Stored entries:
--- begin ---

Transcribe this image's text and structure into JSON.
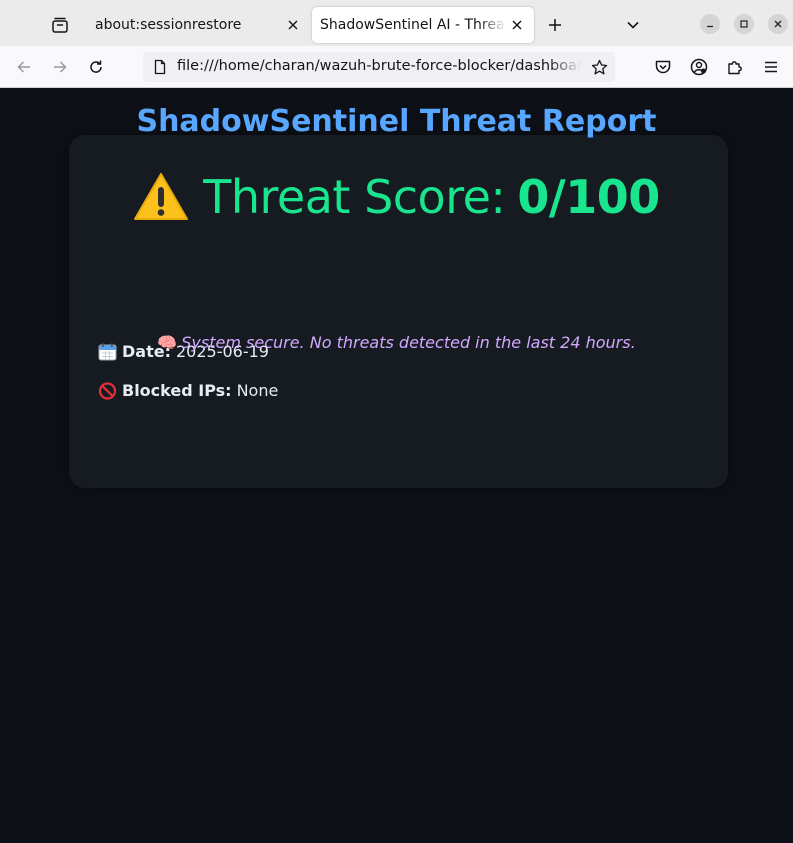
{
  "browser": {
    "tabs": [
      {
        "title": "about:sessionrestore",
        "active": false
      },
      {
        "title": "ShadowSentinel AI - Threat Dashboard",
        "active": true
      }
    ],
    "url": "file:///home/charan/wazuh-brute-force-blocker/dashboard.html"
  },
  "report": {
    "title": "ShadowSentinel Threat Report",
    "score_label": "Threat Score:",
    "score_value": "0/100",
    "date_label": "Date:",
    "date_value": "2025-06-19",
    "blocked_label": "Blocked IPs:",
    "blocked_value": "None",
    "status_icon": "🧠",
    "status_text": "System secure. No threats detected in the last 24 hours."
  },
  "colors": {
    "page_bg": "#0d1117",
    "card_bg": "#161b22",
    "title": "#58a6ff",
    "score": "#19e58f",
    "status": "#d2a8ff"
  }
}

--- end ---

## BRIEF
Return the material exactly as given, apart from the pictures.

## EXERCISE RESPONSE
Transcribe this image's text and structure into JSON.
{
  "browser": {
    "tabs": [
      {
        "title": "about:sessionrestore",
        "active": false
      },
      {
        "title": "ShadowSentinel AI - Threat Dashboard",
        "active": true
      }
    ],
    "url": "file:///home/charan/wazuh-brute-force-blocker/dashboard.html"
  },
  "report": {
    "title": "ShadowSentinel Threat Report",
    "score_label": "Threat Score:",
    "score_value": "0/100",
    "date_label": "Date:",
    "date_value": "2025-06-19",
    "blocked_label": "Blocked IPs:",
    "blocked_value": "None",
    "status_icon": "🧠",
    "status_text": "System secure. No threats detected in the last 24 hours."
  },
  "colors": {
    "page_bg": "#0d1117",
    "card_bg": "#161b22",
    "title": "#58a6ff",
    "score": "#19e58f",
    "status": "#d2a8ff"
  }
}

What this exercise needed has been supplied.